--- Stated goal ---
Search the material below for the string "ffffff" and list each line that holds it.

--- Supplied data ---

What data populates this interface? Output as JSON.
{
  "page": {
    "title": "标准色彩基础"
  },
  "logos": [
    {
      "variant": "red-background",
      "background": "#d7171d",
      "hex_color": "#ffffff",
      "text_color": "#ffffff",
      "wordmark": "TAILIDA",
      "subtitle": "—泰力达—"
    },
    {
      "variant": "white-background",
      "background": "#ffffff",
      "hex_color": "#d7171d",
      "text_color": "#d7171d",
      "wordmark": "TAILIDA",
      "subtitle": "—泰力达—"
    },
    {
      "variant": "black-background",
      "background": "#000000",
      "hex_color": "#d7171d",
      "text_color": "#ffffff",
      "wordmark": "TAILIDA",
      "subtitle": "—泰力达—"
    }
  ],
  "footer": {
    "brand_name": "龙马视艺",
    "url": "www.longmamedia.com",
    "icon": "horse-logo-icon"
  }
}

--- Result of the task ---
      "hex_color": "#ffffff",
      "text_color": "#ffffff",
      "background": "#ffffff",
      "text_color": "#ffffff",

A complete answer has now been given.